> Your task: Restate the data below word for word. Skip any images it contains.

Figure collection entries
━━━━━━━━━━━━━━━━━━━━

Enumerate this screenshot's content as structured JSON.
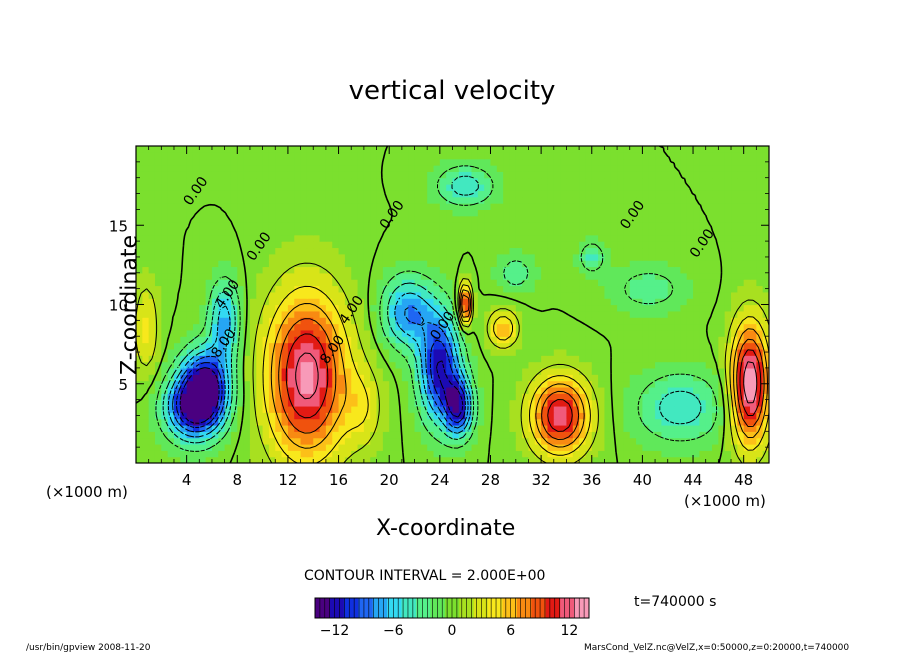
{
  "chart_data": {
    "type": "heatmap",
    "title": "vertical velocity",
    "xlabel": "X-coordinate",
    "ylabel": "Z-coordinate",
    "x_unit_left": "(×1000 m)",
    "x_unit_right": "(×1000 m)",
    "xlim": [
      0,
      50
    ],
    "ylim": [
      0,
      20
    ],
    "x_ticks": [
      4,
      8,
      12,
      16,
      20,
      24,
      28,
      32,
      36,
      40,
      44,
      48
    ],
    "y_ticks": [
      5,
      10,
      15
    ],
    "contour_interval_text": "CONTOUR INTERVAL = 2.000E+00",
    "contour_labels": [
      {
        "x": 5,
        "y": 17,
        "text": "0.00"
      },
      {
        "x": 10,
        "y": 13.5,
        "text": "0.00"
      },
      {
        "x": 20.5,
        "y": 15.5,
        "text": "0.00"
      },
      {
        "x": 39.5,
        "y": 15.5,
        "text": "0.00"
      },
      {
        "x": 45,
        "y": 13.7,
        "text": "0.00"
      },
      {
        "x": 7.5,
        "y": 10.5,
        "text": "4.00"
      },
      {
        "x": 17.3,
        "y": 9.5,
        "text": "4.00"
      },
      {
        "x": 7.2,
        "y": 7.4,
        "text": "8.00"
      },
      {
        "x": 15.8,
        "y": 7.0,
        "text": "8.00"
      },
      {
        "x": 24.5,
        "y": 8.5,
        "text": "0.00"
      }
    ],
    "colorbar": {
      "min": -14,
      "max": 14,
      "ticks": [
        -12,
        -6,
        0,
        6,
        12
      ],
      "colors": [
        "#4a0080",
        "#1c0ab4",
        "#1030e0",
        "#1f66f2",
        "#26a6f4",
        "#33d9f2",
        "#42e8c0",
        "#55f08a",
        "#60e85a",
        "#7be02e",
        "#a8e020",
        "#d8e418",
        "#f8e81c",
        "#fcc018",
        "#f88a12",
        "#f0520e",
        "#e21a14",
        "#f05a7a",
        "#f89ab8"
      ]
    },
    "field_blobs": [
      {
        "x": 13.5,
        "y": 5.5,
        "rx": 3.2,
        "ry": 5.2,
        "amp": 13
      },
      {
        "x": 5.5,
        "y": 5.0,
        "rx": 1.8,
        "ry": 2.2,
        "amp": -12
      },
      {
        "x": 4.5,
        "y": 3.5,
        "rx": 2.2,
        "ry": 2.0,
        "amp": -12
      },
      {
        "x": 7.0,
        "y": 9.0,
        "rx": 1.2,
        "ry": 2.5,
        "amp": -7
      },
      {
        "x": 21.5,
        "y": 9.5,
        "rx": 2.0,
        "ry": 2.2,
        "amp": -8
      },
      {
        "x": 24.0,
        "y": 6.0,
        "rx": 1.6,
        "ry": 3.3,
        "amp": -12
      },
      {
        "x": 25.5,
        "y": 3.5,
        "rx": 1.1,
        "ry": 1.8,
        "amp": -11
      },
      {
        "x": 26.0,
        "y": 10.0,
        "rx": 0.5,
        "ry": 1.3,
        "amp": 12
      },
      {
        "x": 29.0,
        "y": 8.5,
        "rx": 1.2,
        "ry": 1.2,
        "amp": 6
      },
      {
        "x": 33.5,
        "y": 3.0,
        "rx": 2.3,
        "ry": 2.4,
        "amp": 12
      },
      {
        "x": 43.0,
        "y": 3.5,
        "rx": 3.5,
        "ry": 2.2,
        "amp": -5
      },
      {
        "x": 48.5,
        "y": 5.0,
        "rx": 1.5,
        "ry": 3.8,
        "amp": 14
      },
      {
        "x": 26.0,
        "y": 17.5,
        "rx": 2.3,
        "ry": 1.3,
        "amp": -5
      },
      {
        "x": 36.0,
        "y": 13.0,
        "rx": 1.0,
        "ry": 1.0,
        "amp": -4
      },
      {
        "x": 40.5,
        "y": 11.0,
        "rx": 3.0,
        "ry": 1.5,
        "amp": -3
      },
      {
        "x": 30.0,
        "y": 12.0,
        "rx": 1.5,
        "ry": 1.2,
        "amp": -3
      },
      {
        "x": 18.0,
        "y": 3.5,
        "rx": 1.5,
        "ry": 2.5,
        "amp": 3
      },
      {
        "x": 0.8,
        "y": 8.5,
        "rx": 1.0,
        "ry": 3.0,
        "amp": 4
      }
    ]
  },
  "time_label": "t=740000 s",
  "footer_left": "/usr/bin/gpview   2008-11-20",
  "footer_right": "MarsCond_VelZ.nc@VelZ,x=0:50000,z=0:20000,t=740000"
}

━━━━━━━━━━━━━━━━━━━━

> Solution below:
Enumerate this screenshot's content as structured JSON.
{
  "chart_data": {
    "type": "heatmap",
    "title": "vertical velocity",
    "xlabel": "X-coordinate",
    "ylabel": "Z-coordinate",
    "x_unit_left": "(×1000 m)",
    "x_unit_right": "(×1000 m)",
    "xlim": [
      0,
      50
    ],
    "ylim": [
      0,
      20
    ],
    "x_ticks": [
      4,
      8,
      12,
      16,
      20,
      24,
      28,
      32,
      36,
      40,
      44,
      48
    ],
    "y_ticks": [
      5,
      10,
      15
    ],
    "contour_interval_text": "CONTOUR INTERVAL = 2.000E+00",
    "contour_labels": [
      {
        "x": 5,
        "y": 17,
        "text": "0.00"
      },
      {
        "x": 10,
        "y": 13.5,
        "text": "0.00"
      },
      {
        "x": 20.5,
        "y": 15.5,
        "text": "0.00"
      },
      {
        "x": 39.5,
        "y": 15.5,
        "text": "0.00"
      },
      {
        "x": 45,
        "y": 13.7,
        "text": "0.00"
      },
      {
        "x": 7.5,
        "y": 10.5,
        "text": "4.00"
      },
      {
        "x": 17.3,
        "y": 9.5,
        "text": "4.00"
      },
      {
        "x": 7.2,
        "y": 7.4,
        "text": "8.00"
      },
      {
        "x": 15.8,
        "y": 7.0,
        "text": "8.00"
      },
      {
        "x": 24.5,
        "y": 8.5,
        "text": "0.00"
      }
    ],
    "colorbar": {
      "min": -14,
      "max": 14,
      "ticks": [
        -12,
        -6,
        0,
        6,
        12
      ],
      "colors": [
        "#4a0080",
        "#1c0ab4",
        "#1030e0",
        "#1f66f2",
        "#26a6f4",
        "#33d9f2",
        "#42e8c0",
        "#55f08a",
        "#60e85a",
        "#7be02e",
        "#a8e020",
        "#d8e418",
        "#f8e81c",
        "#fcc018",
        "#f88a12",
        "#f0520e",
        "#e21a14",
        "#f05a7a",
        "#f89ab8"
      ]
    },
    "field_blobs": [
      {
        "x": 13.5,
        "y": 5.5,
        "rx": 3.2,
        "ry": 5.2,
        "amp": 13
      },
      {
        "x": 5.5,
        "y": 5.0,
        "rx": 1.8,
        "ry": 2.2,
        "amp": -12
      },
      {
        "x": 4.5,
        "y": 3.5,
        "rx": 2.2,
        "ry": 2.0,
        "amp": -12
      },
      {
        "x": 7.0,
        "y": 9.0,
        "rx": 1.2,
        "ry": 2.5,
        "amp": -7
      },
      {
        "x": 21.5,
        "y": 9.5,
        "rx": 2.0,
        "ry": 2.2,
        "amp": -8
      },
      {
        "x": 24.0,
        "y": 6.0,
        "rx": 1.6,
        "ry": 3.3,
        "amp": -12
      },
      {
        "x": 25.5,
        "y": 3.5,
        "rx": 1.1,
        "ry": 1.8,
        "amp": -11
      },
      {
        "x": 26.0,
        "y": 10.0,
        "rx": 0.5,
        "ry": 1.3,
        "amp": 12
      },
      {
        "x": 29.0,
        "y": 8.5,
        "rx": 1.2,
        "ry": 1.2,
        "amp": 6
      },
      {
        "x": 33.5,
        "y": 3.0,
        "rx": 2.3,
        "ry": 2.4,
        "amp": 12
      },
      {
        "x": 43.0,
        "y": 3.5,
        "rx": 3.5,
        "ry": 2.2,
        "amp": -5
      },
      {
        "x": 48.5,
        "y": 5.0,
        "rx": 1.5,
        "ry": 3.8,
        "amp": 14
      },
      {
        "x": 26.0,
        "y": 17.5,
        "rx": 2.3,
        "ry": 1.3,
        "amp": -5
      },
      {
        "x": 36.0,
        "y": 13.0,
        "rx": 1.0,
        "ry": 1.0,
        "amp": -4
      },
      {
        "x": 40.5,
        "y": 11.0,
        "rx": 3.0,
        "ry": 1.5,
        "amp": -3
      },
      {
        "x": 30.0,
        "y": 12.0,
        "rx": 1.5,
        "ry": 1.2,
        "amp": -3
      },
      {
        "x": 18.0,
        "y": 3.5,
        "rx": 1.5,
        "ry": 2.5,
        "amp": 3
      },
      {
        "x": 0.8,
        "y": 8.5,
        "rx": 1.0,
        "ry": 3.0,
        "amp": 4
      }
    ]
  },
  "time_label": "t=740000 s",
  "footer_left": "/usr/bin/gpview   2008-11-20",
  "footer_right": "MarsCond_VelZ.nc@VelZ,x=0:50000,z=0:20000,t=740000"
}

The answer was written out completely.